## START Recorded data

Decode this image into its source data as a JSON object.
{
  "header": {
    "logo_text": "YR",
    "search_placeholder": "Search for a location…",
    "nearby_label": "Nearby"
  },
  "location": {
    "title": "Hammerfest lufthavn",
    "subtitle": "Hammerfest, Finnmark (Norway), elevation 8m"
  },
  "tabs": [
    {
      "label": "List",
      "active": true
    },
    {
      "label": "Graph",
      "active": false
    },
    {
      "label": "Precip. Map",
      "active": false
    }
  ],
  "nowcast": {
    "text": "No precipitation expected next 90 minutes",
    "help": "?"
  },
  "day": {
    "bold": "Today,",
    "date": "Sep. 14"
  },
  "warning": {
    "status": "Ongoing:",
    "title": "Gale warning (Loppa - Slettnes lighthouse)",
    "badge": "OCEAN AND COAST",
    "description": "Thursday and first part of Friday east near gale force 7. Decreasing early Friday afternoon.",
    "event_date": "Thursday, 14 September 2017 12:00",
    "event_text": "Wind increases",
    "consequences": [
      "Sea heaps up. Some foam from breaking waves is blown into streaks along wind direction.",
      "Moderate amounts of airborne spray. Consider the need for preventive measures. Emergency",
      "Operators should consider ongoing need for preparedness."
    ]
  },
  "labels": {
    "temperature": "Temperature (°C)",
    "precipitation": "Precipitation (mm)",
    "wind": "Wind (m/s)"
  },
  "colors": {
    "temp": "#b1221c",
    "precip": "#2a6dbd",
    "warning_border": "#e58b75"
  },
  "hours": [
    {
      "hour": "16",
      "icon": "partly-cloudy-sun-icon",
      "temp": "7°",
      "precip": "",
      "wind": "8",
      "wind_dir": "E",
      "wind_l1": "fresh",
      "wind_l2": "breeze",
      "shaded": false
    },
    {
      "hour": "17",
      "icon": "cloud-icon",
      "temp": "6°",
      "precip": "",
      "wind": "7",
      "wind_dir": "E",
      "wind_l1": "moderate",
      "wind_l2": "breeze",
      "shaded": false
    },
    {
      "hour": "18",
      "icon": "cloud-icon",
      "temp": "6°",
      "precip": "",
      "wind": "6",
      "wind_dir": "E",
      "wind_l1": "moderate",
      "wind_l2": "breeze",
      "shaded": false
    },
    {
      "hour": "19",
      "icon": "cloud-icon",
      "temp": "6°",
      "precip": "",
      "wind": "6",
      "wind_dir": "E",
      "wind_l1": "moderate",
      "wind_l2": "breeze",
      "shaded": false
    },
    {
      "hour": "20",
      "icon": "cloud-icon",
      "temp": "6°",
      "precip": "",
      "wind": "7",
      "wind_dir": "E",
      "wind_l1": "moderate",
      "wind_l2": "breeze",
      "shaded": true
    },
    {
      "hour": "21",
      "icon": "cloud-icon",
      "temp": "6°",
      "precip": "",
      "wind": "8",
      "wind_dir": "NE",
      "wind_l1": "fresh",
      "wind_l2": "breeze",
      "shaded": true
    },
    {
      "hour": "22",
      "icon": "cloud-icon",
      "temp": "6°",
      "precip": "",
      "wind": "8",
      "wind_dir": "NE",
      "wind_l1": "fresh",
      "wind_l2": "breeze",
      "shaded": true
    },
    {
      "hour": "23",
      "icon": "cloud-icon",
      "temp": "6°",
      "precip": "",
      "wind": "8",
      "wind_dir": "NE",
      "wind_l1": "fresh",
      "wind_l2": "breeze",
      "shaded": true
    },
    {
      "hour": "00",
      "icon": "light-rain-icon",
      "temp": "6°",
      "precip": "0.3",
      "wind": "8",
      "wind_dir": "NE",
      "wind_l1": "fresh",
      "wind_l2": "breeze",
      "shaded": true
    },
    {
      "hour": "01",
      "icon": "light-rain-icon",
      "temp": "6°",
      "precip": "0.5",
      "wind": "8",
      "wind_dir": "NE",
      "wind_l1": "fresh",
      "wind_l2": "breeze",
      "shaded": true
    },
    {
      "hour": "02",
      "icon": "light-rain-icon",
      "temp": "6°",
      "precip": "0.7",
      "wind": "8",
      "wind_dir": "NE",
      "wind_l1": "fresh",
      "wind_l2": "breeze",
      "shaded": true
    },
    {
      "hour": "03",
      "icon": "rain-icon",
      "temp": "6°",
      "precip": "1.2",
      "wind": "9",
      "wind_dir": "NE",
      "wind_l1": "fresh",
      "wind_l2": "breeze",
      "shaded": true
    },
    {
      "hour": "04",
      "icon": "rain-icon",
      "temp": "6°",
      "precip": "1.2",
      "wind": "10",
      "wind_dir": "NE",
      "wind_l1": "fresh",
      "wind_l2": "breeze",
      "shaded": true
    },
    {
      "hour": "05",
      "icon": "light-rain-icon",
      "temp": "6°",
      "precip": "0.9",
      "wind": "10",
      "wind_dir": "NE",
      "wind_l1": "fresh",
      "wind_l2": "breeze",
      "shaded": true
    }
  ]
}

## END Recorded data
## START Recorded data

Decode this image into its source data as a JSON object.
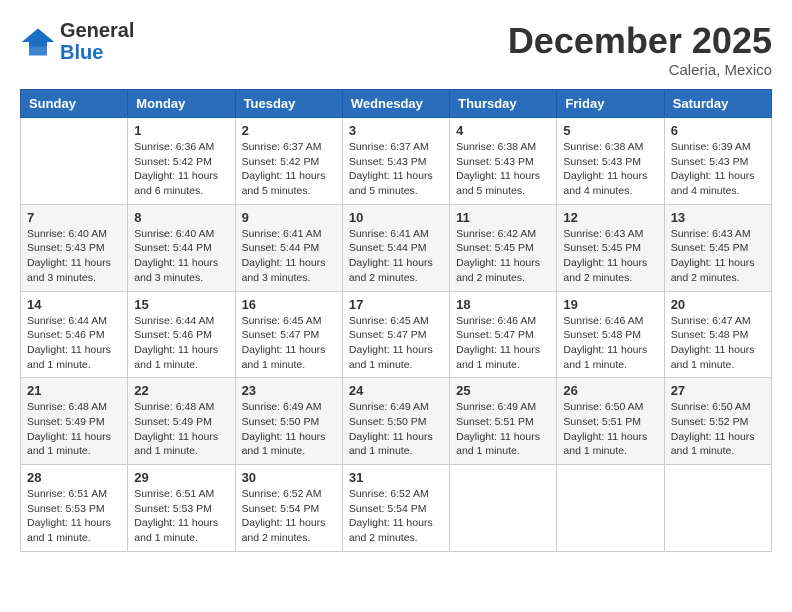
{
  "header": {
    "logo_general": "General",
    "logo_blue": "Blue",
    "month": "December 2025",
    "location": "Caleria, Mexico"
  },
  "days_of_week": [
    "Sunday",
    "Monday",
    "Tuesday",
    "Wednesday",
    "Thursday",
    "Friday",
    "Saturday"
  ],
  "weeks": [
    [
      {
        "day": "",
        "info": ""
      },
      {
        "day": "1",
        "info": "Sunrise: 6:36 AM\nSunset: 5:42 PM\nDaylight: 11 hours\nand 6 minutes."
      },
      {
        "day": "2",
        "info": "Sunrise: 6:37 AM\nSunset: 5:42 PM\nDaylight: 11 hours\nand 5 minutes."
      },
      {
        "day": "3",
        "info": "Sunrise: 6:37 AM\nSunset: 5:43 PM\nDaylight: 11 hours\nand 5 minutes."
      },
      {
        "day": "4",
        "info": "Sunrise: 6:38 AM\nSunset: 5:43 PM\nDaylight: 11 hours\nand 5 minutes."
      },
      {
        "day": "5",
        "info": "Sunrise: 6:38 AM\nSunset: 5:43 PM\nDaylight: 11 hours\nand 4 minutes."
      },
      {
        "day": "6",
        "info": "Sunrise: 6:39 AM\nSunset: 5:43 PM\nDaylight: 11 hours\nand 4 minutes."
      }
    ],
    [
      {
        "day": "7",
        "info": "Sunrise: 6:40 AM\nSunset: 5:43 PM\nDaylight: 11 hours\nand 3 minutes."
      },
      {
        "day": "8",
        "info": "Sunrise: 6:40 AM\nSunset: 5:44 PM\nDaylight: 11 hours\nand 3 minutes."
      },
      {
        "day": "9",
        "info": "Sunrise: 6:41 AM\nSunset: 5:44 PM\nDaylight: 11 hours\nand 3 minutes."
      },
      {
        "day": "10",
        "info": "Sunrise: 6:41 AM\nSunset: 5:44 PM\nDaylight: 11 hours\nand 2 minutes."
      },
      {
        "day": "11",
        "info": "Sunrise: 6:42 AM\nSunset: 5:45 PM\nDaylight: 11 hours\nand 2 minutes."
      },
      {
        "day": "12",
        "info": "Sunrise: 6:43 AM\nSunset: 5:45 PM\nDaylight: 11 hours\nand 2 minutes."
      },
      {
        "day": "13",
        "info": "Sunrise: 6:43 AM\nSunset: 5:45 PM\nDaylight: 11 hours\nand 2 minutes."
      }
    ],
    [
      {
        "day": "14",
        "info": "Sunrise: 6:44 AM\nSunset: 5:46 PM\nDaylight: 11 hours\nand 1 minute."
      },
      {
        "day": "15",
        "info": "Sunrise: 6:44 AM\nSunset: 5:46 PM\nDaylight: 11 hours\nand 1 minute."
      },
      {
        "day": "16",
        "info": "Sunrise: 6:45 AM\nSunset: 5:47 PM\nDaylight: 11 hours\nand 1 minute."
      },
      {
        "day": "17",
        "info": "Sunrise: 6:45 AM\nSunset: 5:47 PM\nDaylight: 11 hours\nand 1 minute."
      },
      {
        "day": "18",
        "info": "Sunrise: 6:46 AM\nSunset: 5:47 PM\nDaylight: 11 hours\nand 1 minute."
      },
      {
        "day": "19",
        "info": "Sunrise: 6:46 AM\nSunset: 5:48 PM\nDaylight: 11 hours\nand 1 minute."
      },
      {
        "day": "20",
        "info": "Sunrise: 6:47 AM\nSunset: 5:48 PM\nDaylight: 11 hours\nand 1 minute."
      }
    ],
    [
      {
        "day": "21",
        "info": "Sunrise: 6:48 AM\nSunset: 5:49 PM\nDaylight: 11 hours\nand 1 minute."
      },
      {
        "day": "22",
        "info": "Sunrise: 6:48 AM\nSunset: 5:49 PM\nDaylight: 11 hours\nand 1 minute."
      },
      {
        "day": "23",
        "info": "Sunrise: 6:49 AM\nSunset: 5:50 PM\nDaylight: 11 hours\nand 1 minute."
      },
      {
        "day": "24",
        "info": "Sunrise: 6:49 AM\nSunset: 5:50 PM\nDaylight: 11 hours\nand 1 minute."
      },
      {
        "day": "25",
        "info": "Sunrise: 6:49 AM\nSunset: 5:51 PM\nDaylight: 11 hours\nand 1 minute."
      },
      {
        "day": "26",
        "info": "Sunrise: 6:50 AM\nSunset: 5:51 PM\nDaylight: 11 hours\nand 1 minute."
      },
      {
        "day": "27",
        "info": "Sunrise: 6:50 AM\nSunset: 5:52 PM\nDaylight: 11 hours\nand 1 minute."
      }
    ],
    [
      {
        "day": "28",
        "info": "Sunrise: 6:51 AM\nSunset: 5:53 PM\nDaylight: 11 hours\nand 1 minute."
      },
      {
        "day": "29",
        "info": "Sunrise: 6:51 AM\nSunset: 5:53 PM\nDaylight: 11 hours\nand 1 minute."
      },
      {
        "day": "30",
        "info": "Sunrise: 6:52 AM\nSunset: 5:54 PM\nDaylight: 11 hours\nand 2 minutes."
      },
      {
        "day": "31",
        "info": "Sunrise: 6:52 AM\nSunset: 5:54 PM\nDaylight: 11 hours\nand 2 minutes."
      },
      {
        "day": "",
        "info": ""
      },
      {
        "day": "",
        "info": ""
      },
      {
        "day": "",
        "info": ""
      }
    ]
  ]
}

## END Recorded data
## START Recorded data

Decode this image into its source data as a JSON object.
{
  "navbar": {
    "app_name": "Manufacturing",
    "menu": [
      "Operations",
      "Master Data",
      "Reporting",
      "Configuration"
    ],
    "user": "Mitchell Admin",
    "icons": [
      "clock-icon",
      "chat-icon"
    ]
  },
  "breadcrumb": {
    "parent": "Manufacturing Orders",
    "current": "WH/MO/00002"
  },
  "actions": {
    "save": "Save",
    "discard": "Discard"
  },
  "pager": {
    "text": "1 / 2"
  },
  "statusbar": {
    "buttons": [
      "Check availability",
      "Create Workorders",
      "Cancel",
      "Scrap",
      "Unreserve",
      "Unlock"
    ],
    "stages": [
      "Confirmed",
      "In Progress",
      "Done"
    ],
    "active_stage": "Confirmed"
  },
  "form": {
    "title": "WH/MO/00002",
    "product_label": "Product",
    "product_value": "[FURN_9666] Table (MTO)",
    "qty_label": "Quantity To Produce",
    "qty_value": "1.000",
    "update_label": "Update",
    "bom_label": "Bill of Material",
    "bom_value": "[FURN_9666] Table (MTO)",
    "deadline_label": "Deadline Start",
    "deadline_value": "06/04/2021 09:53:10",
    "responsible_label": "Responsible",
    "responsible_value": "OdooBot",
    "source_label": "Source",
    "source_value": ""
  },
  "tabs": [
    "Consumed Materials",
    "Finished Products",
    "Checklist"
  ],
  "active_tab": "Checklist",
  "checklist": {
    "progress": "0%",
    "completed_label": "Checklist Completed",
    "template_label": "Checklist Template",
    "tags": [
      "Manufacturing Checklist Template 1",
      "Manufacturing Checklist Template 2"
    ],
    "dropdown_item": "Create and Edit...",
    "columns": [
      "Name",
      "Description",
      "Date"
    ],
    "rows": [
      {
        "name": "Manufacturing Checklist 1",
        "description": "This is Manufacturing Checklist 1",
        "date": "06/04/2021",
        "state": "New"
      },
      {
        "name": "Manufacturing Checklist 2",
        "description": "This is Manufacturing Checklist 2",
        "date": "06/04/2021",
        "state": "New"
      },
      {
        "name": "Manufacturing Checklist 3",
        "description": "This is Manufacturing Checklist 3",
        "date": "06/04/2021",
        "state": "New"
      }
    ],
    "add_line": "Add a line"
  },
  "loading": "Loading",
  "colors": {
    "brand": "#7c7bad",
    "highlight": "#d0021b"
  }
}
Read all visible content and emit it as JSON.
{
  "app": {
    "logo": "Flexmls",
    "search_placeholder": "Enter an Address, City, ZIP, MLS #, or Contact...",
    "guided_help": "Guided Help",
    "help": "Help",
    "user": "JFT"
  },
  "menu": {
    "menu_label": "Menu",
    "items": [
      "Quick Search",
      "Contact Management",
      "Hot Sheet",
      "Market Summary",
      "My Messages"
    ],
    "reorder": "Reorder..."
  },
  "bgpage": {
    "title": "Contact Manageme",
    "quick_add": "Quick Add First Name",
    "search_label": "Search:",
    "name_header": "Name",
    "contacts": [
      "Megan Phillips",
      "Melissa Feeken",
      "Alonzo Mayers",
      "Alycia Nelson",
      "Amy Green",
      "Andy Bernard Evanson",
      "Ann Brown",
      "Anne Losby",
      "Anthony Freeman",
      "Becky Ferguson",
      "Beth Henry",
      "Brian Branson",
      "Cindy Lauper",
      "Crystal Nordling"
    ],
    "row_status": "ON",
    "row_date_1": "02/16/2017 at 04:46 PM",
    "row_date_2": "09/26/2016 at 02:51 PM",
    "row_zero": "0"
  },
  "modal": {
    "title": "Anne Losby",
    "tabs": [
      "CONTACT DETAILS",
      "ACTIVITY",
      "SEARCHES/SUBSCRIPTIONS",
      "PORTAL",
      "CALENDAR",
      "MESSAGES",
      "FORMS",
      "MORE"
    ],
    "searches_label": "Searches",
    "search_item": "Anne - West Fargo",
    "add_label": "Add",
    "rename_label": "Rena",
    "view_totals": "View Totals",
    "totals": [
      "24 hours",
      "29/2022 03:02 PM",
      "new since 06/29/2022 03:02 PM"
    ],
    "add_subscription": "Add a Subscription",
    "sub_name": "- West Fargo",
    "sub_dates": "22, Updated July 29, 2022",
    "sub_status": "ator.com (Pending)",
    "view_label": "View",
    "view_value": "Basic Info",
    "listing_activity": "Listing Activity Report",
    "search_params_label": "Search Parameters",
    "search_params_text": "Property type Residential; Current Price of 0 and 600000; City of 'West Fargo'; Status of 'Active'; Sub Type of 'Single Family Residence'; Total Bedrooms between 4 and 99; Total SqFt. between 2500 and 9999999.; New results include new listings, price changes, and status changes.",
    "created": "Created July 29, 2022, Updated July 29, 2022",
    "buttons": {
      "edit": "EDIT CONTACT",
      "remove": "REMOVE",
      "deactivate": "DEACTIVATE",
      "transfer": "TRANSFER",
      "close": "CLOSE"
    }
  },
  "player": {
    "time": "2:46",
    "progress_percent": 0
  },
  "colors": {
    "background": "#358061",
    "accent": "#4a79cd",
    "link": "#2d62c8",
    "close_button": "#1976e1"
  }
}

## END Recorded data

◆ Short exercise
In the lines above, find each one with "precipitation" and list it.

◆ Reply to the exercise
    "text": "No precipitation expected next 90 minutes",
    "precipitation": "Precipitation (mm)",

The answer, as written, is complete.